Given request.
Give the number of lines below that contain the word "JSON", and nothing else.

(begin)

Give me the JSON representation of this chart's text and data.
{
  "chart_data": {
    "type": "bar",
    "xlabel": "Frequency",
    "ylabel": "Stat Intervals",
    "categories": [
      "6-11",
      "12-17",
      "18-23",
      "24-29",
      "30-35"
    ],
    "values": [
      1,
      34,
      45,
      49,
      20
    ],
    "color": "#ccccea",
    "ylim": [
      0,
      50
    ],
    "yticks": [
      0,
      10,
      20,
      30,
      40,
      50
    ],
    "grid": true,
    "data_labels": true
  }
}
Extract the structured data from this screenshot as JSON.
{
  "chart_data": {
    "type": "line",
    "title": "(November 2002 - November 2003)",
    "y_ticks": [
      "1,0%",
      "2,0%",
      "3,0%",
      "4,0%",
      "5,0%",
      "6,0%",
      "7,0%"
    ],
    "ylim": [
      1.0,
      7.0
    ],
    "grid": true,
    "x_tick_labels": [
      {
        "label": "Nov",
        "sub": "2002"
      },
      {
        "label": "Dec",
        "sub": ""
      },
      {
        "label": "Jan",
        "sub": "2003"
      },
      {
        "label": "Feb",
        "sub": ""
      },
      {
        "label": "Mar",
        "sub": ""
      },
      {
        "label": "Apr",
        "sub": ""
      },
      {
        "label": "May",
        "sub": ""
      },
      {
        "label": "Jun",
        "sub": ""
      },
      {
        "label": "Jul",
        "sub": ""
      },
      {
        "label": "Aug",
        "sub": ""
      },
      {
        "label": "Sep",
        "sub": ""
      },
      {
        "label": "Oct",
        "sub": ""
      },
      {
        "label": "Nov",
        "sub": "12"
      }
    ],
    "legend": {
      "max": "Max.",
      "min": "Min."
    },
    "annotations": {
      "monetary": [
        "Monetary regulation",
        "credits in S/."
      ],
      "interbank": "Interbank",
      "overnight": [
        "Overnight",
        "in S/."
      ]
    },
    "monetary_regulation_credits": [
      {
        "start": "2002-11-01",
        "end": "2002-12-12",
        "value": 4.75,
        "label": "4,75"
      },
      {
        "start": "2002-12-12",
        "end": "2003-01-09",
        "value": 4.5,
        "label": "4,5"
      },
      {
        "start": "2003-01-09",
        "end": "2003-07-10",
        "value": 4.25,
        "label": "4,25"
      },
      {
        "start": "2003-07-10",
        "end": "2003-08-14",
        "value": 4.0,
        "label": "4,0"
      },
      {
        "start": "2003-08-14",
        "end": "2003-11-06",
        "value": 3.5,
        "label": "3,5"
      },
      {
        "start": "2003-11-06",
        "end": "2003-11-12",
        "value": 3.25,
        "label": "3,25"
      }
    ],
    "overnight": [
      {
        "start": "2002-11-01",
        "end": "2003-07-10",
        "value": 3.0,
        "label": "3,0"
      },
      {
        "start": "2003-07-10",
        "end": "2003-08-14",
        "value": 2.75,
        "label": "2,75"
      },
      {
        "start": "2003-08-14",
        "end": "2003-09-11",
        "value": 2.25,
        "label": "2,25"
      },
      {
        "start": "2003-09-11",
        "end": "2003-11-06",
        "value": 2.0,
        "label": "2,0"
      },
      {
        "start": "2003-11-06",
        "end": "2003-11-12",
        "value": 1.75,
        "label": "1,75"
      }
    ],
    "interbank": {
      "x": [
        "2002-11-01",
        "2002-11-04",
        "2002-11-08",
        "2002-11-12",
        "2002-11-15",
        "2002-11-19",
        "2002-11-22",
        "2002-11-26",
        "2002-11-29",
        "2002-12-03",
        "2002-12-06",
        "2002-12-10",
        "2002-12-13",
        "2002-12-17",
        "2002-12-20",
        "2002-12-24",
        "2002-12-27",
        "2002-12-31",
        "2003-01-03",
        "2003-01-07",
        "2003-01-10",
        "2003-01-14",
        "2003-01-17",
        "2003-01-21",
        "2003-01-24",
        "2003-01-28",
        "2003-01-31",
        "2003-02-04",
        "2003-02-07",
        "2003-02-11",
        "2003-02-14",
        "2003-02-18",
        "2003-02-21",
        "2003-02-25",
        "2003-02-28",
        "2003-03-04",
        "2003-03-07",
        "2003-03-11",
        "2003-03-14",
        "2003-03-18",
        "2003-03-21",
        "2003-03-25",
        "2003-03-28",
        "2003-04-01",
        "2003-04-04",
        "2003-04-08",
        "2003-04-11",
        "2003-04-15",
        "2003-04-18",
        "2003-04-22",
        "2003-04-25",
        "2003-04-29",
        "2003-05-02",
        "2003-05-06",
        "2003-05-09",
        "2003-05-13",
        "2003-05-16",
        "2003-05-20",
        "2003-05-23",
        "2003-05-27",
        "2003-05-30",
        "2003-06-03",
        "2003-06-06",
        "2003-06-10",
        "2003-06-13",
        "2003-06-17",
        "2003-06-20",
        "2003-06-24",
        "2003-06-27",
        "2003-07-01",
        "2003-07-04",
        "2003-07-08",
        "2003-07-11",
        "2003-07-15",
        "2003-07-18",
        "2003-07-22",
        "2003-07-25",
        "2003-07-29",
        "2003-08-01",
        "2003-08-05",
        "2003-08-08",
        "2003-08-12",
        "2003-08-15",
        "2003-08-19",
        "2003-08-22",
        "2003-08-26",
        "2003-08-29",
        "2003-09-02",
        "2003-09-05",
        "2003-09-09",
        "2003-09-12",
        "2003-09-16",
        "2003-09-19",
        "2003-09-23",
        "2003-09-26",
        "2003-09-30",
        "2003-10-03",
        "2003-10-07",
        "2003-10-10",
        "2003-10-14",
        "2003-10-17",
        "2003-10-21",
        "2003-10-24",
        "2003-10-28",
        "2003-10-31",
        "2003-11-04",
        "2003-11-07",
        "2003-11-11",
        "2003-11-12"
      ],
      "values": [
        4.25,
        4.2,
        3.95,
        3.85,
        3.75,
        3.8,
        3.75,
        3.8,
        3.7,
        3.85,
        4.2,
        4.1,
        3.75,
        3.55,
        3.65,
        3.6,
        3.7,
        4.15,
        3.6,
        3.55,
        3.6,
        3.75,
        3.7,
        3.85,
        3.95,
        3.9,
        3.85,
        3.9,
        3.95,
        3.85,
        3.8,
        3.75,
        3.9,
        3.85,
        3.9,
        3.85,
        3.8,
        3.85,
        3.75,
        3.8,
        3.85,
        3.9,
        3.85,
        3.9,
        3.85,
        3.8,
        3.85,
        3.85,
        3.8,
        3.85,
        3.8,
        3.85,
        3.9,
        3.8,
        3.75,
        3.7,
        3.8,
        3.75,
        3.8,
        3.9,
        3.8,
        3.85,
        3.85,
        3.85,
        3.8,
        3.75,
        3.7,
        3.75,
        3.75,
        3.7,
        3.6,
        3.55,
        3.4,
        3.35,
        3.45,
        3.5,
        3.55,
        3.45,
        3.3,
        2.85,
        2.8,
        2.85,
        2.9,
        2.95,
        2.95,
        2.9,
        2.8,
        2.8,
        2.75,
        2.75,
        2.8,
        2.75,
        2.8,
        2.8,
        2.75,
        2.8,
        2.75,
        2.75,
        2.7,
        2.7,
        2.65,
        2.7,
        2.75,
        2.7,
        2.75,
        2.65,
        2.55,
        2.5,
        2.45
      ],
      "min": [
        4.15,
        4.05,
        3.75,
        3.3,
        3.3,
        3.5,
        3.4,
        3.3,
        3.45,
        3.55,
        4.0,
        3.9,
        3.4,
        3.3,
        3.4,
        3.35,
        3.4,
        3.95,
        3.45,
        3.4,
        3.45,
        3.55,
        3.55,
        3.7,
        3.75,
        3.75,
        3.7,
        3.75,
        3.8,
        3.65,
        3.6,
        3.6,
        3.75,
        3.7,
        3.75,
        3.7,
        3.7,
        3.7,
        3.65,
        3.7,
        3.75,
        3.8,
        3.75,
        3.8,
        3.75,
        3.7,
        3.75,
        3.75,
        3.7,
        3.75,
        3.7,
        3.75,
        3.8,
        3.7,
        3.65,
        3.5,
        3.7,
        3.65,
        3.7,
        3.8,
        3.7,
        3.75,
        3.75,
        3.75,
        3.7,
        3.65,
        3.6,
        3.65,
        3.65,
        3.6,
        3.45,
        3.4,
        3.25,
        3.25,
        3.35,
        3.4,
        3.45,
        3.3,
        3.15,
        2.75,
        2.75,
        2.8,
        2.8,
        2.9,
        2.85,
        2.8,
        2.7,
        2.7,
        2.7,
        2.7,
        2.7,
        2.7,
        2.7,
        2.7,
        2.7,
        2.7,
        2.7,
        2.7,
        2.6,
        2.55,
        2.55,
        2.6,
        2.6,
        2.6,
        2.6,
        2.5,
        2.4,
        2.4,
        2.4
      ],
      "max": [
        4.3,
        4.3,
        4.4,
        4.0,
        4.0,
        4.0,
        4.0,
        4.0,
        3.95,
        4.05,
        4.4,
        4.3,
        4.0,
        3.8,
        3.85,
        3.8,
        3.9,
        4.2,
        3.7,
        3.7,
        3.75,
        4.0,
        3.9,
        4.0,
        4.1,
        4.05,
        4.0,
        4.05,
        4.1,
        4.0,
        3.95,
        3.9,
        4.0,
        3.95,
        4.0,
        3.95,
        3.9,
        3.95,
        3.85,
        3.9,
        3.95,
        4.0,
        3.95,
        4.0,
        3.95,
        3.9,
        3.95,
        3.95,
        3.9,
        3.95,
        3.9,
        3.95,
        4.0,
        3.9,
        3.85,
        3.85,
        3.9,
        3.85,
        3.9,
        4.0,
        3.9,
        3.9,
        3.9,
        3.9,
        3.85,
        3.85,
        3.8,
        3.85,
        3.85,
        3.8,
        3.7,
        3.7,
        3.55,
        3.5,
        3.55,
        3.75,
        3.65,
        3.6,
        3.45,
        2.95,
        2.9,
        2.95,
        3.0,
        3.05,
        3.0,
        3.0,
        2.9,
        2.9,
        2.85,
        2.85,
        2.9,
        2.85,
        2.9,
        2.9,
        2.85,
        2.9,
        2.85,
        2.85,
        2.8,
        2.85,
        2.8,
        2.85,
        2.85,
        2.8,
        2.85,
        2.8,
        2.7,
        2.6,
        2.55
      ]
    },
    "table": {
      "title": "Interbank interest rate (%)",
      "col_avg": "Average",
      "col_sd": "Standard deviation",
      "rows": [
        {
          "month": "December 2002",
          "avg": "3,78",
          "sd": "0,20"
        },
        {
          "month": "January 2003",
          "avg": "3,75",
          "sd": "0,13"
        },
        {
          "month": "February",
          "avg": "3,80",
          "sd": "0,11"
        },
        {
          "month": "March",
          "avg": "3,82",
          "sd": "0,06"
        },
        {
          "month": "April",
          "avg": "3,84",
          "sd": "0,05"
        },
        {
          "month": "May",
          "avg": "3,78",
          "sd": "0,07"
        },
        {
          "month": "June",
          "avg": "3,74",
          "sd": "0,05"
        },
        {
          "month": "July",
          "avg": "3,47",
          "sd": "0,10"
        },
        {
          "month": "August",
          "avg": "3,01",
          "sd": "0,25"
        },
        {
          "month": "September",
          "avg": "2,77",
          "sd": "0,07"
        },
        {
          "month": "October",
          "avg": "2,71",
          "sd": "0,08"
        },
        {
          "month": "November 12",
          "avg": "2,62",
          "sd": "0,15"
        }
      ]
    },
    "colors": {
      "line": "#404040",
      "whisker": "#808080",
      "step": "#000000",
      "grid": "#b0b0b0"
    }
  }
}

(end)
(begin)

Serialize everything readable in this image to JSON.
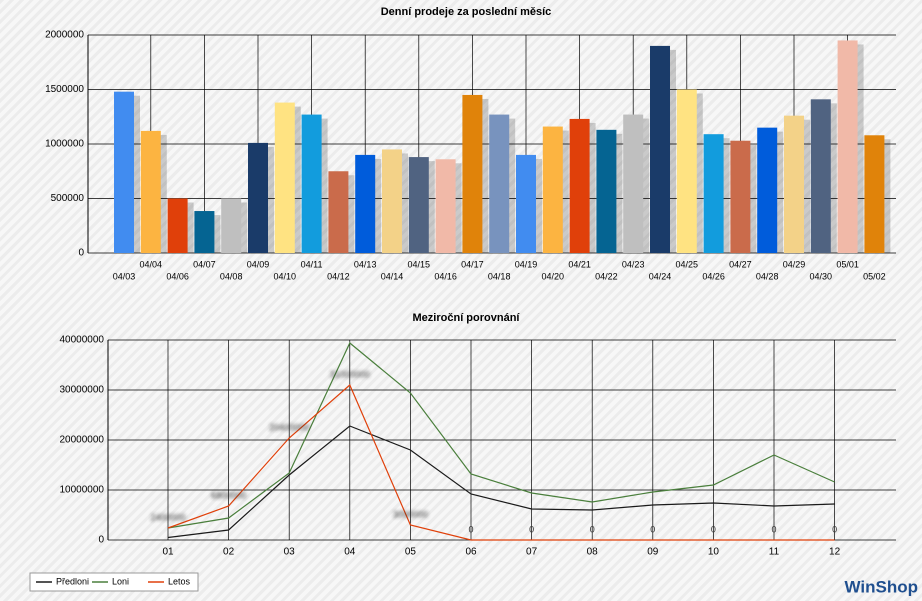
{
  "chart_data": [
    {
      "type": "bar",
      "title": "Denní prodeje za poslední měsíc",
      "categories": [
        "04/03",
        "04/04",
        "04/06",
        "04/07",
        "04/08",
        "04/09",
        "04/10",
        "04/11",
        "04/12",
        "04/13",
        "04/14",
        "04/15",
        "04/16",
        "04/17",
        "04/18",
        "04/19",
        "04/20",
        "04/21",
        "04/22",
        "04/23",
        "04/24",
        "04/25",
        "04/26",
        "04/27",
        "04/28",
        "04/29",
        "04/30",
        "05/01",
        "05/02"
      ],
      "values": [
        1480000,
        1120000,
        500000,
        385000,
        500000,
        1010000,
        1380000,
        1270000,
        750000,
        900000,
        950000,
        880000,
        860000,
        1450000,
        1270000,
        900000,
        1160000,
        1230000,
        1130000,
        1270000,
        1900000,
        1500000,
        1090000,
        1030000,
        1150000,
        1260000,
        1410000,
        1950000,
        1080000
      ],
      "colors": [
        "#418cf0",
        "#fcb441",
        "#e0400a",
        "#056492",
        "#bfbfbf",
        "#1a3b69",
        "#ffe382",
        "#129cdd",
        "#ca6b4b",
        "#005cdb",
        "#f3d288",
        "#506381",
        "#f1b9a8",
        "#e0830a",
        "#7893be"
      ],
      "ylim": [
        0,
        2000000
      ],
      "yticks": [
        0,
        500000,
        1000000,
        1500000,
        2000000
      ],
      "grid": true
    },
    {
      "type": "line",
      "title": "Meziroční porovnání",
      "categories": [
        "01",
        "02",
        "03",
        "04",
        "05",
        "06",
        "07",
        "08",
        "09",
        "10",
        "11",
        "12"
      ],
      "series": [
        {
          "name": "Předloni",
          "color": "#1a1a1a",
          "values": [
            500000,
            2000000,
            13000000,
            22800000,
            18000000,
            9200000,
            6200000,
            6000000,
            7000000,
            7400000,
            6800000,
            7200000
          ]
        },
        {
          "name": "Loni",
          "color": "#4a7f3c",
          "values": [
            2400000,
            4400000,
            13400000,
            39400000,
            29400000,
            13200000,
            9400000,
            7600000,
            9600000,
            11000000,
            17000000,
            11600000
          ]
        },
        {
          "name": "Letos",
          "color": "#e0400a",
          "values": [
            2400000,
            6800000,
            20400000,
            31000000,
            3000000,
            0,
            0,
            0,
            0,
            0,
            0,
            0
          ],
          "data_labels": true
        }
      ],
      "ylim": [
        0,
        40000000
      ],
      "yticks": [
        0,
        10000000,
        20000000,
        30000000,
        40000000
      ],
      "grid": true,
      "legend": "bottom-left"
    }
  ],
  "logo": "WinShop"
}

(end)
(begin)

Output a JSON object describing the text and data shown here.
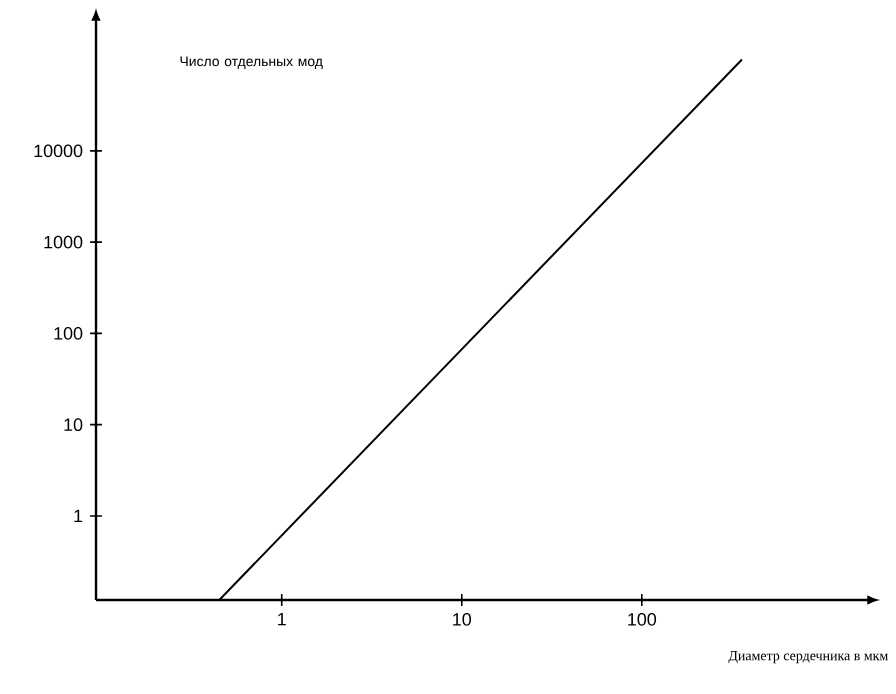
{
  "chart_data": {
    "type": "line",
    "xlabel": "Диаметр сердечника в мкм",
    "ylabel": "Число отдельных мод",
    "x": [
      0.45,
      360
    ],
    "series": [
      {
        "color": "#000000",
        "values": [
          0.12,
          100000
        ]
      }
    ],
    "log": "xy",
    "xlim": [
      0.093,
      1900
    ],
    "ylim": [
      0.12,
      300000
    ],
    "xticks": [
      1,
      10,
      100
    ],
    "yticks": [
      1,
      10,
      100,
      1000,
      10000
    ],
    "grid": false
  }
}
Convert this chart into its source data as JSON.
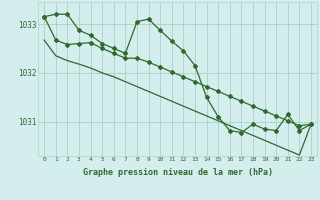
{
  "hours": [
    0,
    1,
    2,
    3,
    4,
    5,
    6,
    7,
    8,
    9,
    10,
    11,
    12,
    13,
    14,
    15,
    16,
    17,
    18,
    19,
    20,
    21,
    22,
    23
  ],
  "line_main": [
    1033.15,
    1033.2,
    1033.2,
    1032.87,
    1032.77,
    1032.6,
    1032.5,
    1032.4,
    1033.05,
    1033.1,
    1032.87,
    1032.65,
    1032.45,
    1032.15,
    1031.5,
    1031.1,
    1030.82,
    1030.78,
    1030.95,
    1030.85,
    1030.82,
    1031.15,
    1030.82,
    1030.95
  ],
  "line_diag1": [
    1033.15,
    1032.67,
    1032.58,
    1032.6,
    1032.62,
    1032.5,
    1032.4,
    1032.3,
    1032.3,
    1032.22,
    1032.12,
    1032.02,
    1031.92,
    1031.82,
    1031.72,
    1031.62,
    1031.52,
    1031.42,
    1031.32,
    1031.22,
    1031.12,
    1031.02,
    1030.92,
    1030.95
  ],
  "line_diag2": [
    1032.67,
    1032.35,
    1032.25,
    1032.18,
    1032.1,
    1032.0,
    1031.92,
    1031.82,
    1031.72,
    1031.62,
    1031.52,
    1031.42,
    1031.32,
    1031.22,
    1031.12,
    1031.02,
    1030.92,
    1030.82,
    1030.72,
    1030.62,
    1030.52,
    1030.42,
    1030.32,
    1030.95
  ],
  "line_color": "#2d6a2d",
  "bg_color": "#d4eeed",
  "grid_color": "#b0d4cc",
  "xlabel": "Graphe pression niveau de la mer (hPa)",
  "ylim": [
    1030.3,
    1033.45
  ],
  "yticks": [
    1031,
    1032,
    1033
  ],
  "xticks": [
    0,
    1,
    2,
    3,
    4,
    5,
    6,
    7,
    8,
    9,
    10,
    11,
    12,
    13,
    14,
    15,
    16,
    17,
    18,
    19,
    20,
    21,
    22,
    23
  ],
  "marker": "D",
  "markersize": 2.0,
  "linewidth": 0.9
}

(end)

Solution for this problem.
5